**GIVEN PROBLEM:** Each entry has to be copied exactly, with nothing missed.

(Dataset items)

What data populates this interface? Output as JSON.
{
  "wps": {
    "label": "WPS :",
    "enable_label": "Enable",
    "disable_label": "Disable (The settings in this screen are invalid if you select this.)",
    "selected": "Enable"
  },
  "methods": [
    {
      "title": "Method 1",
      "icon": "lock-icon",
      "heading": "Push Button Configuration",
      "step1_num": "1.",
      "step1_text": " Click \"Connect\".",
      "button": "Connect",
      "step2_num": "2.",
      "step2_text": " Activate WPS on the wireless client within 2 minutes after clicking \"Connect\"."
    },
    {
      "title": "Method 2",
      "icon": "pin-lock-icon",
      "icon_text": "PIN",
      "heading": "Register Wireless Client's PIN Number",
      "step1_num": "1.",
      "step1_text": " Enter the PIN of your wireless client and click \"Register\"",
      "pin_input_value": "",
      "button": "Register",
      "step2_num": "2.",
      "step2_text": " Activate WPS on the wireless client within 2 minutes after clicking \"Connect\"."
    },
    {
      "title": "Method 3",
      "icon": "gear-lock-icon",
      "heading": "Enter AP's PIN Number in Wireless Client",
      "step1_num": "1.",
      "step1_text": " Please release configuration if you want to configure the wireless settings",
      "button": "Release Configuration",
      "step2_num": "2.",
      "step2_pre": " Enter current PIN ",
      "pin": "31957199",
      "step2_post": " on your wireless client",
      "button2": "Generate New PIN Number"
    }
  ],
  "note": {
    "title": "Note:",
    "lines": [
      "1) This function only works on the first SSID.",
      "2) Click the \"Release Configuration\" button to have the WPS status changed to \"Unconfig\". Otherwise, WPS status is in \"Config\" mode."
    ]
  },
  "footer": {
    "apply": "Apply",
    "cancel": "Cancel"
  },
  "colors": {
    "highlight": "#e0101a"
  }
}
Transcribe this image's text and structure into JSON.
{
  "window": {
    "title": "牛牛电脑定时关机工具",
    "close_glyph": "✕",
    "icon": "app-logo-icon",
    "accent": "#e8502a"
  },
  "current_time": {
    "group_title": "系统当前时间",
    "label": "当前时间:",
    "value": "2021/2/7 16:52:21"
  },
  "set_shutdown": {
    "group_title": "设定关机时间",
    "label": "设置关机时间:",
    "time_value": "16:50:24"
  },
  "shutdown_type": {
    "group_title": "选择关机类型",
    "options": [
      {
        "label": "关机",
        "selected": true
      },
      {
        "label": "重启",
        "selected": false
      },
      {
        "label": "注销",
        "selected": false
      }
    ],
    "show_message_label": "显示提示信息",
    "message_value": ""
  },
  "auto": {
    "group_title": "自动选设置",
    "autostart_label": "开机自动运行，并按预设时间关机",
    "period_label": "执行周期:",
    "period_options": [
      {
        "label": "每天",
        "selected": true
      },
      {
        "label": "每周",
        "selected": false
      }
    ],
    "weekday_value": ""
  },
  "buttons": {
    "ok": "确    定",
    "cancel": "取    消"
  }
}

**RESULT FOR THIS EXERCISE:**
What data populates this interface? Output as JSON.
{
  "wps": {
    "label": "WPS :",
    "enable_label": "Enable",
    "disable_label": "Disable (The settings in this screen are invalid if you select this.)",
    "selected": "Enable"
  },
  "methods": [
    {
      "title": "Method 1",
      "icon": "lock-icon",
      "heading": "Push Button Configuration",
      "step1_num": "1.",
      "step1_text": " Click \"Connect\".",
      "button": "Connect",
      "step2_num": "2.",
      "step2_text": " Activate WPS on the wireless client within 2 minutes after clicking \"Connect\"."
    },
    {
      "title": "Method 2",
      "icon": "pin-lock-icon",
      "icon_text": "PIN",
      "heading": "Register Wireless Client's PIN Number",
      "step1_num": "1.",
      "step1_text": " Enter the PIN of your wireless client and click \"Register\"",
      "pin_input_value": "",
      "button": "Register",
      "step2_num": "2.",
      "step2_text": " Activate WPS on the wireless client within 2 minutes after clicking \"Connect\"."
    },
    {
      "title": "Method 3",
      "icon": "gear-lock-icon",
      "heading": "Enter AP's PIN Number in Wireless Client",
      "step1_num": "1.",
      "step1_text": " Please release configuration if you want to configure the wireless settings",
      "button": "Release Configuration",
      "step2_num": "2.",
      "step2_pre": " Enter current PIN ",
      "pin": "31957199",
      "step2_post": " on your wireless client",
      "button2": "Generate New PIN Number"
    }
  ],
  "note": {
    "title": "Note:",
    "lines": [
      "1) This function only works on the first SSID.",
      "2) Click the \"Release Configuration\" button to have the WPS status changed to \"Unconfig\". Otherwise, WPS status is in \"Config\" mode."
    ]
  },
  "footer": {
    "apply": "Apply",
    "cancel": "Cancel"
  },
  "colors": {
    "highlight": "#e0101a"
  }
}
Transcribe this image's text and structure into JSON.
{
  "window": {
    "title": "牛牛电脑定时关机工具",
    "close_glyph": "✕",
    "icon": "app-logo-icon",
    "accent": "#e8502a"
  },
  "current_time": {
    "group_title": "系统当前时间",
    "label": "当前时间:",
    "value": "2021/2/7 16:52:21"
  },
  "set_shutdown": {
    "group_title": "设定关机时间",
    "label": "设置关机时间:",
    "time_value": "16:50:24"
  },
  "shutdown_type": {
    "group_title": "选择关机类型",
    "options": [
      {
        "label": "关机",
        "selected": true
      },
      {
        "label": "重启",
        "selected": false
      },
      {
        "label": "注销",
        "selected": false
      }
    ],
    "show_message_label": "显示提示信息",
    "message_value": ""
  },
  "auto": {
    "group_title": "自动选设置",
    "autostart_label": "开机自动运行，并按预设时间关机",
    "period_label": "执行周期:",
    "period_options": [
      {
        "label": "每天",
        "selected": true
      },
      {
        "label": "每周",
        "selected": false
      }
    ],
    "weekday_value": ""
  },
  "buttons": {
    "ok": "确    定",
    "cancel": "取    消"
  }
}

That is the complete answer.